Figure collection entries
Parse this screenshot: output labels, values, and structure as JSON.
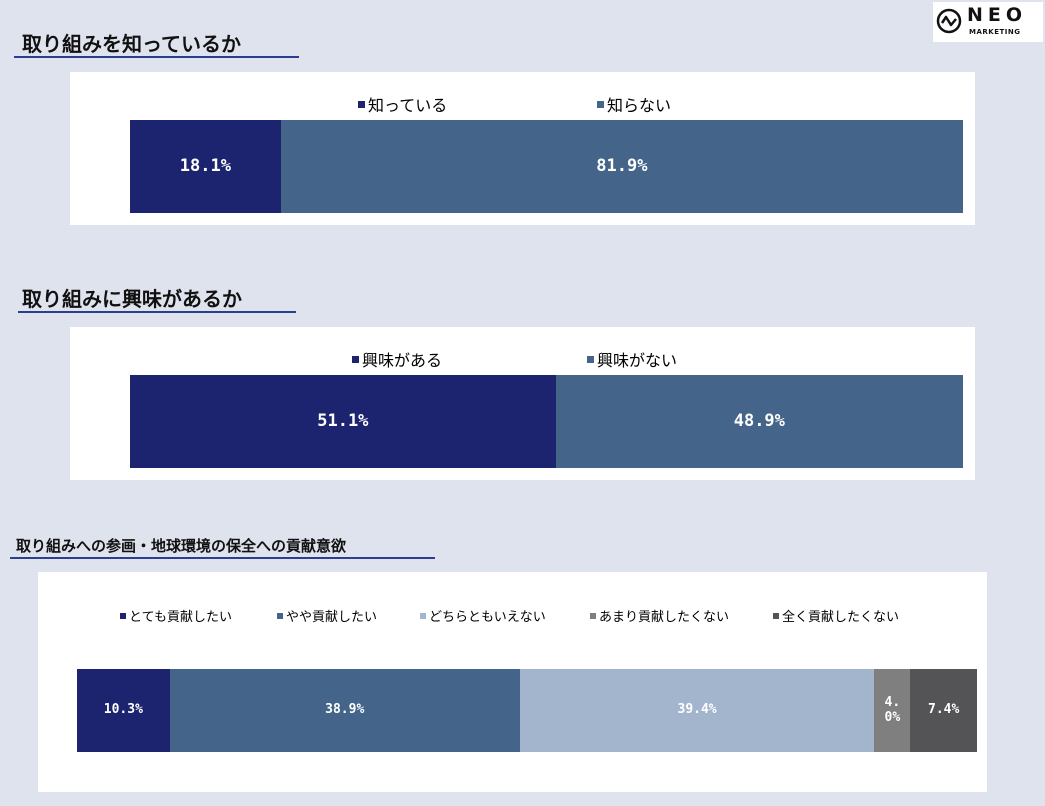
{
  "logo": {
    "text": "NEO",
    "sub": "MARKETING"
  },
  "chart_data": [
    {
      "type": "bar",
      "orientation": "horizontal-stacked-100",
      "title": "取り組みを知っているか",
      "series": [
        {
          "name": "知っている",
          "value": 18.1,
          "label": "18.1%",
          "color": "#1c2470"
        },
        {
          "name": "知らない",
          "value": 81.9,
          "label": "81.9%",
          "color": "#44648a"
        }
      ]
    },
    {
      "type": "bar",
      "orientation": "horizontal-stacked-100",
      "title": "取り組みに興味があるか",
      "series": [
        {
          "name": "興味がある",
          "value": 51.1,
          "label": "51.1%",
          "color": "#1c2470"
        },
        {
          "name": "興味がない",
          "value": 48.9,
          "label": "48.9%",
          "color": "#44648a"
        }
      ]
    },
    {
      "type": "bar",
      "orientation": "horizontal-stacked-100",
      "title": "取り組みへの参画・地球環境の保全への貢献意欲",
      "series": [
        {
          "name": "とても貢献したい",
          "value": 10.3,
          "label": "10.3%",
          "color": "#1c2470"
        },
        {
          "name": "やや貢献したい",
          "value": 38.9,
          "label": "38.9%",
          "color": "#44648a"
        },
        {
          "name": "どちらともいえない",
          "value": 39.4,
          "label": "39.4%",
          "color": "#a3b4cd"
        },
        {
          "name": "あまり貢献したくない",
          "value": 4.0,
          "label": "4.0%",
          "color": "#7f7f7f"
        },
        {
          "name": "全く貢献したくない",
          "value": 7.4,
          "label": "7.4%",
          "color": "#545356"
        }
      ]
    }
  ]
}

• Short task:
In the lines above, find each one with "name" and list it.

• Result for this exercise:
          "name": "知っている",
          "name": "知らない",
          "name": "興味がある",
          "name": "興味がない",
          "name": "とても貢献したい",
          "name": "やや貢献したい",
          "name": "どちらともいえない",
          "name": "あまり貢献したくない",
          "name": "全く貢献したくない",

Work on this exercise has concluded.